→ Selected text:
+--

Quick take — Wrap aws_datasync_task in a reusable Terraform module: locations, scheduled transfers, verification, bandwidth throttling, CloudWatch logging, and filter rules for AWS DataSync migrations. New here? Jump to the Quickstart below to deploy it in minutes; read on for how it works and when to reach for it.
Quickstart (copy-paste)
Minimal, runnable configuration — drop this in a .tf file and fill in the "..." placeholders (each required input is commented):
provider "aws" {
region = "us-east-1"
}
module "datasync" {
source = "git::https://dev.azure.com/teknohut/kloudvin/_git/terraform-modules//terraform-module-aws-datasync?ref=v1.0.0"
name = "..." # Task name; seeds default log group and resource policy …
source_s3_bucket_arn = "..." # ARN of the source S3 bucket.
source_bucket_access_role_arn = "..." # IAM role DataSync assumes to read the source bucket.
destination_s3_bucket_arn = "..." # ARN of the destination S3 bucket.
destination_bucket_access_role_arn = "..." # IAM role DataSync assumes to write the destination buck…
}
Then terraform init && terraform apply. Every other input has a sensible default — see Inputs below to override behaviour.
What this module is
AWS DataSync is a managed data-transfer service that moves files and objects between storage systems — on-premises NFS/SMB shares, self-managed object stores, and AWS storage like S3, EFS, and FSx — handling encryption in transit, integrity verification, retries, and incremental scans for you. A aws_datasync_task is the unit of work: it binds a source location to a destination location and carries the options that govern how the copy runs (verification mode, overwrite behaviour, file metadata preservation, bandwidth throttling) plus an optional schedule and include/exclude filters.
The trouble with raw DataSync is that a working transfer is rarely one resource. You need at least two aws_datasync_location_* resources, the task itself, a CloudWatch Log Group with the right resource policy so the agent can write logs, and a coherent block of task options that production teams almost always get wrong on the first pass (people forget OverwriteMode, leave VerifyMode on the expensive default, or never set LogLevel). This module wraps an S3-to-S3 (cross-account / cross-region) task — the most common managed-transfer shape — into one var-driven unit so every transfer in your estate is created the same way: consistently named, logged, optionally scheduled, and with throttling and filters exposed as inputs instead of hand-edited per task.
When to use it
- One-time or recurring S3-to-S3 replication across accounts or regions where you want verification and a managed retry/incremental engine rather than a Lambda +
aws s3 synccron job. - Lift-and-shift data seeding — pre-loading a target bucket (e.g. a new analytics lake or a DR copy) and then keeping it warm on a schedule.
- Governed, auditable transfers where security needs CloudWatch logs of every object transferred/verified and a stable, reviewable definition in Git.
- Standardising many similar tasks — when you have dozens of buckets to sync and want one module call each instead of copy-pasted location + task + log-group blocks.

+--

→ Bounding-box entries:
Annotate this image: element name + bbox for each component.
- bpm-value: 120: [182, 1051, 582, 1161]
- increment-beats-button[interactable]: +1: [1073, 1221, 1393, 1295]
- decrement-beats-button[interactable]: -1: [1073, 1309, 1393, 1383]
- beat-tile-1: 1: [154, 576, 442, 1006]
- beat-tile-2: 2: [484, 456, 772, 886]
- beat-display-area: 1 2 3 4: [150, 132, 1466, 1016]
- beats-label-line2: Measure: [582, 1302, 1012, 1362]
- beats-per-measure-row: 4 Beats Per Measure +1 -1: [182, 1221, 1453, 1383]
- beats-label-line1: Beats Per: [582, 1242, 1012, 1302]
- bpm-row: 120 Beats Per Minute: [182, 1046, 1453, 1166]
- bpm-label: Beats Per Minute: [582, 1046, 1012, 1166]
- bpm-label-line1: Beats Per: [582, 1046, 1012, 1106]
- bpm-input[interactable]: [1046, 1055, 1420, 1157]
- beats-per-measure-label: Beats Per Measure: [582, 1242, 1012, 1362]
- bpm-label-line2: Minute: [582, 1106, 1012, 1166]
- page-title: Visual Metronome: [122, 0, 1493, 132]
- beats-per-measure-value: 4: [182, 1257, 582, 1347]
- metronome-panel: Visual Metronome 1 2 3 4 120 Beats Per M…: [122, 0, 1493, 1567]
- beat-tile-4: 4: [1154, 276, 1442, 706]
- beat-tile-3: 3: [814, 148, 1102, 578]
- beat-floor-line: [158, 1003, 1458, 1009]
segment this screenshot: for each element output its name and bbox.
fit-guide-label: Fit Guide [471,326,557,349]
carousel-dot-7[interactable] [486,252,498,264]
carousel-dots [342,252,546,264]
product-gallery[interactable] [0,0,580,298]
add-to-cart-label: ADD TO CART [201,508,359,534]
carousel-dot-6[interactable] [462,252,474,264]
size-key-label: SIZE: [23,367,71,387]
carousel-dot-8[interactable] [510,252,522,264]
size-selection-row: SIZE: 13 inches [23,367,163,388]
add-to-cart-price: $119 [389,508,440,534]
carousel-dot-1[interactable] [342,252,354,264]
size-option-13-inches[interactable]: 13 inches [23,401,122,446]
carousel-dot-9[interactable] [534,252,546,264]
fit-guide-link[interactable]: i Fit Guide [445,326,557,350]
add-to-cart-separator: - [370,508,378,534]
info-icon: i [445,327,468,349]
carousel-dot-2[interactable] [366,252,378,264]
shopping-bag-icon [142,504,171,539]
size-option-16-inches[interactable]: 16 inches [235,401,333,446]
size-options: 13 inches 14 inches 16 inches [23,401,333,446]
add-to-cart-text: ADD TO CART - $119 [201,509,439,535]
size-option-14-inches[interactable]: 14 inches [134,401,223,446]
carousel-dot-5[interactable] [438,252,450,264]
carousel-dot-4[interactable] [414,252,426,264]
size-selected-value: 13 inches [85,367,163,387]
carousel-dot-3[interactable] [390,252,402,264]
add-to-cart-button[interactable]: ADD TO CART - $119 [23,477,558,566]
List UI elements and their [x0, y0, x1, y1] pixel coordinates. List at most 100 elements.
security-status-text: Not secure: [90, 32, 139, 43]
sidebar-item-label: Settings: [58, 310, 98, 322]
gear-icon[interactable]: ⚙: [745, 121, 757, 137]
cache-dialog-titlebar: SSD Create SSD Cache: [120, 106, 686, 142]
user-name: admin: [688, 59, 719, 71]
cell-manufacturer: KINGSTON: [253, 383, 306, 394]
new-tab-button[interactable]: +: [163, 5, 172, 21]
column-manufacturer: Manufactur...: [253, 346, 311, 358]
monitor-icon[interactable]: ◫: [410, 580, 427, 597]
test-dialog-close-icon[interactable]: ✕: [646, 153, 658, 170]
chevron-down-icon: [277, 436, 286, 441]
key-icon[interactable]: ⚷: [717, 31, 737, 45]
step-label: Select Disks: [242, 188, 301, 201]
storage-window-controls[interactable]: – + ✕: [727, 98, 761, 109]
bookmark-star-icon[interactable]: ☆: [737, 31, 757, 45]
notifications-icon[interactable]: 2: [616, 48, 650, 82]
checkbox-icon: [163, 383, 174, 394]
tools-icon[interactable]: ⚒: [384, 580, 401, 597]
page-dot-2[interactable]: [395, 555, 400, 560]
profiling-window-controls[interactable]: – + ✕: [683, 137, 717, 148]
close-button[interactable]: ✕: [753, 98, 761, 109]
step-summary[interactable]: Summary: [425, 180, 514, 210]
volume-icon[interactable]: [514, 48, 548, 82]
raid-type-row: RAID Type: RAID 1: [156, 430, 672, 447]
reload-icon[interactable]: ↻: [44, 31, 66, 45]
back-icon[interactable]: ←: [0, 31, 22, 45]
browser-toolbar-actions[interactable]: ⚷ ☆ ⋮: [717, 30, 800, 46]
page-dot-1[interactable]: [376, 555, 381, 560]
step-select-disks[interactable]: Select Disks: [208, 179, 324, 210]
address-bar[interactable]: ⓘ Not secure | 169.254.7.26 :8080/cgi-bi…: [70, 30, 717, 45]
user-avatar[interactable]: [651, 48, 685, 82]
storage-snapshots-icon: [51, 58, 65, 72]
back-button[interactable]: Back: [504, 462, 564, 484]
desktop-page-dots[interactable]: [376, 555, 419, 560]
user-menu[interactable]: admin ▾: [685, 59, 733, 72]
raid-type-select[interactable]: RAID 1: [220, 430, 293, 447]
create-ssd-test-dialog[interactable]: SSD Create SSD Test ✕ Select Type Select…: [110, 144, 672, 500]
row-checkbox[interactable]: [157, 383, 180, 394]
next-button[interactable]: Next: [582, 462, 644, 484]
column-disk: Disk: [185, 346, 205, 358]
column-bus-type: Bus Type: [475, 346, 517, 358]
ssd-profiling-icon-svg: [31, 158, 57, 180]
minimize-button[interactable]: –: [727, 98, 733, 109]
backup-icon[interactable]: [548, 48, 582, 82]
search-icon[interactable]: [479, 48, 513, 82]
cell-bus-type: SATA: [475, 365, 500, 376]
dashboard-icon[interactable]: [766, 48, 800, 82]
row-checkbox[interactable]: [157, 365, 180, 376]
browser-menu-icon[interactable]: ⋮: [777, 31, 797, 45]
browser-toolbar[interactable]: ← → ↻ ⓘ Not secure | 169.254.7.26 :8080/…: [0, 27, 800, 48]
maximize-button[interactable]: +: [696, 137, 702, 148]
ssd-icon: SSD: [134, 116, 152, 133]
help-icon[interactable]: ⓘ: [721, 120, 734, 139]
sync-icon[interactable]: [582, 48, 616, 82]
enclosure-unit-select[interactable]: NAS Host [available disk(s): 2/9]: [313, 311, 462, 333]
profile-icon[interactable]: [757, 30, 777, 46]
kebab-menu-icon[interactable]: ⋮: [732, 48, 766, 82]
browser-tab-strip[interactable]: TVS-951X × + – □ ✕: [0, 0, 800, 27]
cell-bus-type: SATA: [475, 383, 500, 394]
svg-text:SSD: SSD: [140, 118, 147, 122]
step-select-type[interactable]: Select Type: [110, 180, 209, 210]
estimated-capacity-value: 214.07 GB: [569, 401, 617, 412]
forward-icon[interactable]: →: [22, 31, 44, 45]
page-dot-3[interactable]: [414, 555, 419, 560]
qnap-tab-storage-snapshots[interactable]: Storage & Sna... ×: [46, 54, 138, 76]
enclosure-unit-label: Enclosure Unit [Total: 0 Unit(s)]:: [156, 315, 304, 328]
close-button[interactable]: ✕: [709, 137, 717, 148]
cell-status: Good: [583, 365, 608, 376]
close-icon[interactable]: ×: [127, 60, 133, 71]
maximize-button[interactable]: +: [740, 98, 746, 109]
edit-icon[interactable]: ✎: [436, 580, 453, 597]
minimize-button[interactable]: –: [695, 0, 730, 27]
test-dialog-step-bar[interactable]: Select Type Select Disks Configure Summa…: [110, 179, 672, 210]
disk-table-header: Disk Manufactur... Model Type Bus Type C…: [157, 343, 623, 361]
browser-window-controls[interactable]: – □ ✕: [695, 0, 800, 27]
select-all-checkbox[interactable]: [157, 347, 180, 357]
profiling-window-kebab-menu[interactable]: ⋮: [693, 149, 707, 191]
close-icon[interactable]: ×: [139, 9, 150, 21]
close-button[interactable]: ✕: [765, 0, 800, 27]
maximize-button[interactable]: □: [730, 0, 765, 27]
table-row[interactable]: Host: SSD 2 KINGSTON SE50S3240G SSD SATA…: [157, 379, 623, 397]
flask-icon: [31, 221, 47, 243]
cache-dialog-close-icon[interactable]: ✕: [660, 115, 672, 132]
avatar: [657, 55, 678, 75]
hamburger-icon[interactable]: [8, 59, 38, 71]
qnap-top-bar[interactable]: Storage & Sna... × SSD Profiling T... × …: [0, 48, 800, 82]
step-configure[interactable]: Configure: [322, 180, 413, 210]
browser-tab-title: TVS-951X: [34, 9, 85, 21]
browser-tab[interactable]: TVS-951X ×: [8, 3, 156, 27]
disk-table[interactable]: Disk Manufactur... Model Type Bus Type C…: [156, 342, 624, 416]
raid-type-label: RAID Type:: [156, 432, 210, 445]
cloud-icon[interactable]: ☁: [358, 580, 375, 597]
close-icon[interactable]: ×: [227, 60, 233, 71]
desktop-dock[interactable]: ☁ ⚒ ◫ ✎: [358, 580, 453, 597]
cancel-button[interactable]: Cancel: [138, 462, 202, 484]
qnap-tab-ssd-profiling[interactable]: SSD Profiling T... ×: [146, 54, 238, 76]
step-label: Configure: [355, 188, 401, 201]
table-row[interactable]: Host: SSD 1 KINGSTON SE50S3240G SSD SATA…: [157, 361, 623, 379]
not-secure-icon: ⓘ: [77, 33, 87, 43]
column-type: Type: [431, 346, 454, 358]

+--

→ Prompt 1:
Could you write out the part of the DataSync module page starting at "When to use" and ending at "on a schedule."?
→ Prompt 2:
Can you extend the DataSync module page past its final sentence?
These items are separate from the DataSync module page.

→ Task result 1:
When to use it
- One-time or recurring S3-to-S3 replication across accounts or regions where you want verification and a managed retry/incremental engine rather than a Lambda +
aws s3 synccron job. - Lift-and-shift data seeding — pre-loading a target bucket (e.g. a new analytics lake or a DR copy) and then keeping it warm on a schedule.

→ Task result 2:
If you need agent-based on-prem NFS/SMB transfers, you’d extend this pattern with aws_datasync_location_nfs/_smb and an aws_datasync_agent; the task wiring here is identical, only the location resources change.
Module structure
terraform-module-aws-datasync/
├── versions.tf
├── main.tf
├── variables.tf
└── outputs.tf
# versions.tf
terraform {
required_version = ">= 1.5.0"
required_providers {
aws = {
source = "hashicorp/aws"
version = "~> 5.0"
}
}
}
# main.tf
locals {
task_name = var.name
log_group_name = coalesce(var.cloudwatch_log_group_name, "/aws/datasync/${var.name}")
# DataSync only emits per-object/transfer logs when a log level is set AND a
# log group ARN is attached. We expose the level but always wire the group.
log_level = var.log_level
}
# ---------------------------------------------------------------------------
# CloudWatch Logs target + resource policy so the DataSync service can write
# ---------------------------------------------------------------------------
resource "aws_cloudwatch_log_group" "this" {
count = var.create_log_group ? 1 : 0
name = local.log_group_name
retention_in_days = var.log_retention_in_days
kms_key_id = var.log_kms_key_arn
tags = var.tags
}
data "aws_iam_policy_document" "log_resource_policy" {
count = var.create_log_group ? 1 : 0
statement {
sid = "DataSyncLogsToCloudWatch"
effect = "Allow"
principals {
type = "Service"
identifiers = ["datasync.amazonaws.com"]
}
actions = [
"logs:PutLogEvents",
"logs:CreateLogStream",
]
resources = ["${aws_cloudwatch_log_group.this[0].arn}:*"]
}
}
resource "aws_cloudwatch_log_resource_policy" "this" {
count = var.create_log_group ? 1 : 0
policy_name = "${var.name}-datasync-logs"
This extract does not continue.